**The exercise:** Pull out every line below holding the word "icon".

**Extracted entries:**

____________________

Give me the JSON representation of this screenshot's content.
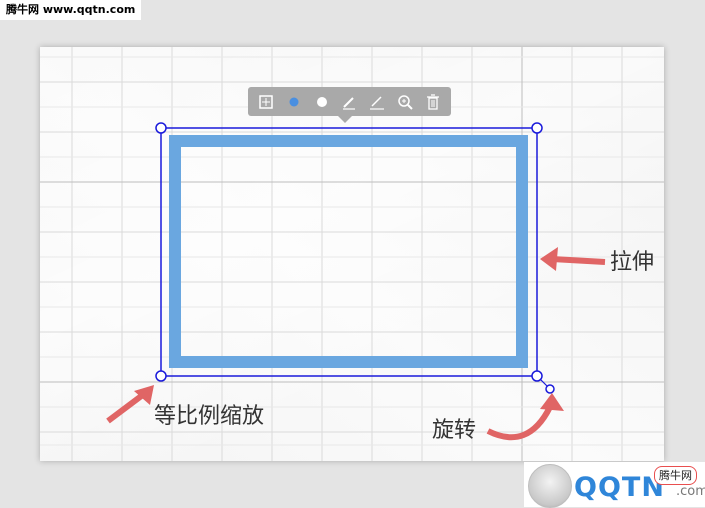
{
  "watermark_top": "腾牛网 www.qqtn.com",
  "annotations": {
    "stretch": "拉伸",
    "proportional_scale": "等比例缩放",
    "rotate": "旋转"
  },
  "toolbar": {
    "tools": [
      {
        "name": "crop-icon"
      },
      {
        "name": "color-dot-blue-icon"
      },
      {
        "name": "color-dot-white-icon"
      },
      {
        "name": "pen-icon"
      },
      {
        "name": "line-icon"
      },
      {
        "name": "zoom-in-icon"
      },
      {
        "name": "trash-icon"
      }
    ]
  },
  "colors": {
    "shape_stroke": "#6aa7e0",
    "selection": "#1a1adb",
    "arrow": "#e06565",
    "toolbar_bg": "#a9a9a9"
  },
  "logo": {
    "text": "QQTN",
    "suffix": ".com",
    "badge": "腾牛网"
  }
}
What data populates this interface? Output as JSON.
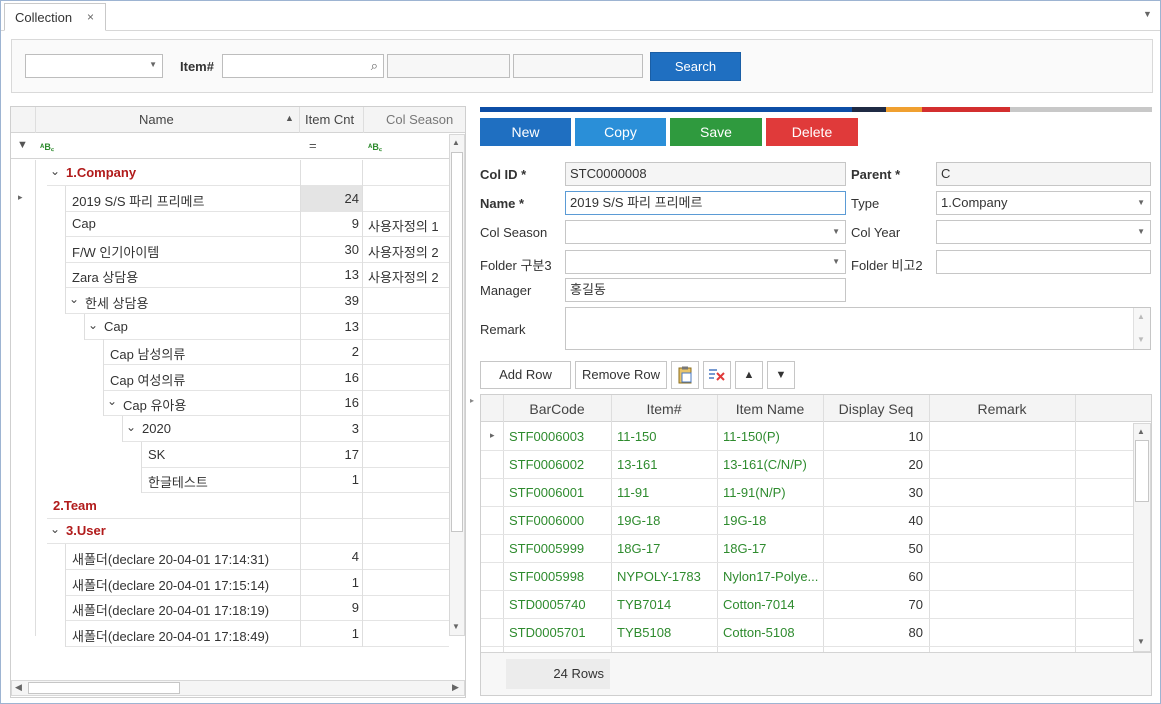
{
  "tab": {
    "title": "Collection",
    "close": "×"
  },
  "search": {
    "item_label": "Item#",
    "button": "Search",
    "combo_value": "",
    "item_value": "",
    "field2": "",
    "field3": ""
  },
  "tree": {
    "columns": [
      "Name",
      "Item Cnt",
      "Col Season"
    ],
    "filter_eq": "=",
    "rows": [
      {
        "name": "1.Company",
        "cnt": "",
        "season": "",
        "level": 0,
        "expand": "open",
        "group": true
      },
      {
        "name": "2019 S/S 파리 프리메르",
        "cnt": "24",
        "season": "",
        "level": 1,
        "expand": "",
        "group": false,
        "selected": true
      },
      {
        "name": "Cap",
        "cnt": "9",
        "season": "사용자정의 1",
        "level": 1,
        "expand": "",
        "group": false
      },
      {
        "name": "F/W 인기아이템",
        "cnt": "30",
        "season": "사용자정의 2",
        "level": 1,
        "expand": "",
        "group": false
      },
      {
        "name": "Zara 상담용",
        "cnt": "13",
        "season": "사용자정의 2",
        "level": 1,
        "expand": "",
        "group": false
      },
      {
        "name": "한세 상담용",
        "cnt": "39",
        "season": "",
        "level": 1,
        "expand": "open",
        "group": false
      },
      {
        "name": "Cap",
        "cnt": "13",
        "season": "",
        "level": 2,
        "expand": "open",
        "group": false
      },
      {
        "name": "Cap 남성의류",
        "cnt": "2",
        "season": "",
        "level": 3,
        "expand": "",
        "group": false
      },
      {
        "name": "Cap 여성의류",
        "cnt": "16",
        "season": "",
        "level": 3,
        "expand": "",
        "group": false
      },
      {
        "name": "Cap 유아용",
        "cnt": "16",
        "season": "",
        "level": 3,
        "expand": "open",
        "group": false
      },
      {
        "name": "2020",
        "cnt": "3",
        "season": "",
        "level": 4,
        "expand": "open",
        "group": false
      },
      {
        "name": "SK",
        "cnt": "17",
        "season": "",
        "level": 5,
        "expand": "",
        "group": false
      },
      {
        "name": "한글테스트",
        "cnt": "1",
        "season": "",
        "level": 5,
        "expand": "",
        "group": false
      },
      {
        "name": "2.Team",
        "cnt": "",
        "season": "",
        "level": 0,
        "expand": "",
        "group": true
      },
      {
        "name": "3.User",
        "cnt": "",
        "season": "",
        "level": 0,
        "expand": "open",
        "group": true
      },
      {
        "name": "새폴더(declare 20-04-01 17:14:31)",
        "cnt": "4",
        "season": "",
        "level": 1,
        "expand": "",
        "group": false
      },
      {
        "name": "새폴더(declare 20-04-01 17:15:14)",
        "cnt": "1",
        "season": "",
        "level": 1,
        "expand": "",
        "group": false
      },
      {
        "name": "새폴더(declare 20-04-01 17:18:19)",
        "cnt": "9",
        "season": "",
        "level": 1,
        "expand": "",
        "group": false
      },
      {
        "name": "새폴더(declare 20-04-01 17:18:49)",
        "cnt": "1",
        "season": "",
        "level": 1,
        "expand": "",
        "group": false
      }
    ]
  },
  "actions": {
    "new": "New",
    "copy": "Copy",
    "save": "Save",
    "delete": "Delete"
  },
  "form": {
    "col_id_label": "Col ID *",
    "col_id": "STC0000008",
    "parent_label": "Parent *",
    "parent": "C",
    "name_label": "Name *",
    "name": "2019 S/S 파리 프리메르",
    "type_label": "Type",
    "type": "1.Company",
    "season_label": "Col Season",
    "season": "",
    "year_label": "Col Year",
    "year": "",
    "folder_label": "Folder 구분3",
    "folder": "",
    "folder_note_label": "Folder 비고2",
    "folder_note": "",
    "manager_label": "Manager",
    "manager": "홍길동",
    "remark_label": "Remark",
    "remark": ""
  },
  "detail_toolbar": {
    "add_row": "Add Row",
    "remove_row": "Remove Row"
  },
  "detail": {
    "columns": [
      "BarCode",
      "Item#",
      "Item Name",
      "Display Seq",
      "Remark"
    ],
    "rows": [
      {
        "barcode": "STF0006003",
        "item": "11-150",
        "name": "11-150(P)",
        "seq": "10",
        "remark": ""
      },
      {
        "barcode": "STF0006002",
        "item": "13-161",
        "name": "13-161(C/N/P)",
        "seq": "20",
        "remark": ""
      },
      {
        "barcode": "STF0006001",
        "item": "11-91",
        "name": "11-91(N/P)",
        "seq": "30",
        "remark": ""
      },
      {
        "barcode": "STF0006000",
        "item": "19G-18",
        "name": "19G-18",
        "seq": "40",
        "remark": ""
      },
      {
        "barcode": "STF0005999",
        "item": "18G-17",
        "name": "18G-17",
        "seq": "50",
        "remark": ""
      },
      {
        "barcode": "STF0005998",
        "item": "NYPOLY-1783",
        "name": "Nylon17-Polye...",
        "seq": "60",
        "remark": ""
      },
      {
        "barcode": "STD0005740",
        "item": "TYB7014",
        "name": "Cotton-7014",
        "seq": "70",
        "remark": ""
      },
      {
        "barcode": "STD0005701",
        "item": "TYB5108",
        "name": "Cotton-5108",
        "seq": "80",
        "remark": ""
      }
    ],
    "footer": "24 Rows"
  },
  "colors": {
    "new": "#1f6fc1",
    "copy": "#2a8fd8",
    "save": "#2f9a3e",
    "delete": "#e03a3a",
    "search": "#1f6fc1"
  }
}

____________________

**Result:**
        "name": "crop-icon"
        "name": "color-dot-blue-icon"
        "name": "color-dot-white-icon"
        "name": "pen-icon"
        "name": "line-icon"
        "name": "zoom-in-icon"
        "name": "trash-icon"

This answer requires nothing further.